*PROBLEM REQUIREMENTS*. All of the data should be output character for character, except the pictures.
Begin
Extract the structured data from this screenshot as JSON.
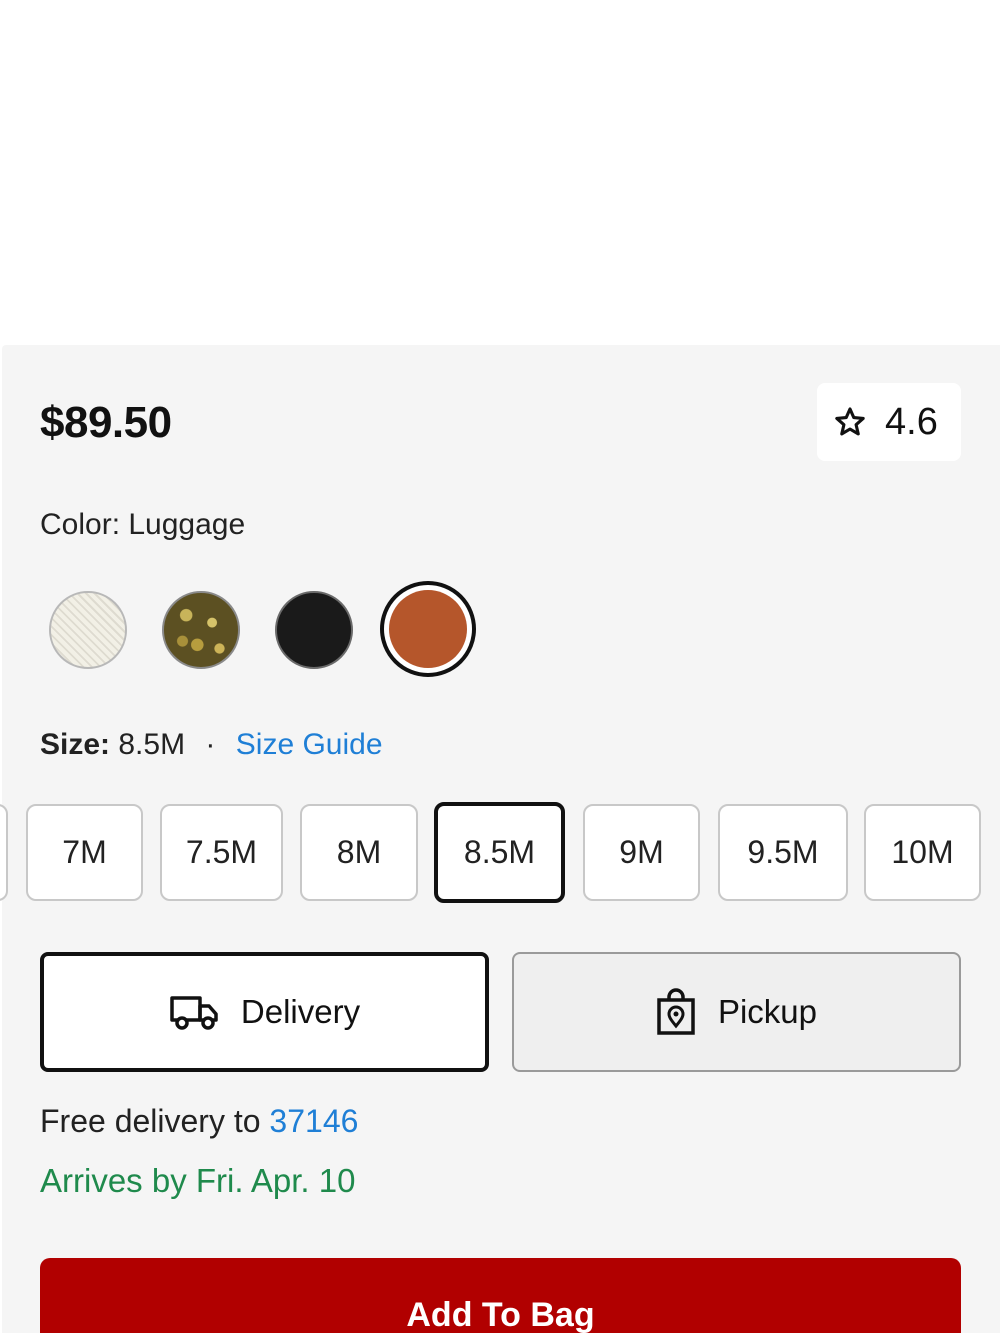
{
  "product": {
    "price": "$89.50",
    "rating": "4.6"
  },
  "color": {
    "label": "Color: Luggage",
    "swatches": [
      {
        "name": "cream",
        "selected": false
      },
      {
        "name": "gold",
        "selected": false
      },
      {
        "name": "black",
        "selected": false
      },
      {
        "name": "luggage",
        "selected": true,
        "hex": "#b5562b"
      }
    ]
  },
  "size": {
    "key": "Size:",
    "value": "8.5M",
    "separator": "·",
    "guide_label": "Size Guide",
    "options": [
      "7M",
      "7.5M",
      "8M",
      "8.5M",
      "9M",
      "9.5M",
      "10M"
    ],
    "selected": "8.5M"
  },
  "fulfillment": {
    "delivery_label": "Delivery",
    "pickup_label": "Pickup",
    "free_delivery_text": "Free delivery to",
    "zip": "37146",
    "arrives_text": "Arrives by Fri. Apr. 10"
  },
  "cta": {
    "add_to_bag": "Add To Bag"
  },
  "colors": {
    "link": "#1f7fd6",
    "success": "#1f8a4c",
    "primary": "#b10000"
  }
}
End
*ANSWER FOR THIS EXERCISE*.
Extract the structured data from this screenshot as JSON.
{
  "product": {
    "price": "$89.50",
    "rating": "4.6"
  },
  "color": {
    "label": "Color: Luggage",
    "swatches": [
      {
        "name": "cream",
        "selected": false
      },
      {
        "name": "gold",
        "selected": false
      },
      {
        "name": "black",
        "selected": false
      },
      {
        "name": "luggage",
        "selected": true,
        "hex": "#b5562b"
      }
    ]
  },
  "size": {
    "key": "Size:",
    "value": "8.5M",
    "separator": "·",
    "guide_label": "Size Guide",
    "options": [
      "7M",
      "7.5M",
      "8M",
      "8.5M",
      "9M",
      "9.5M",
      "10M"
    ],
    "selected": "8.5M"
  },
  "fulfillment": {
    "delivery_label": "Delivery",
    "pickup_label": "Pickup",
    "free_delivery_text": "Free delivery to",
    "zip": "37146",
    "arrives_text": "Arrives by Fri. Apr. 10"
  },
  "cta": {
    "add_to_bag": "Add To Bag"
  },
  "colors": {
    "link": "#1f7fd6",
    "success": "#1f8a4c",
    "primary": "#b10000"
  }
}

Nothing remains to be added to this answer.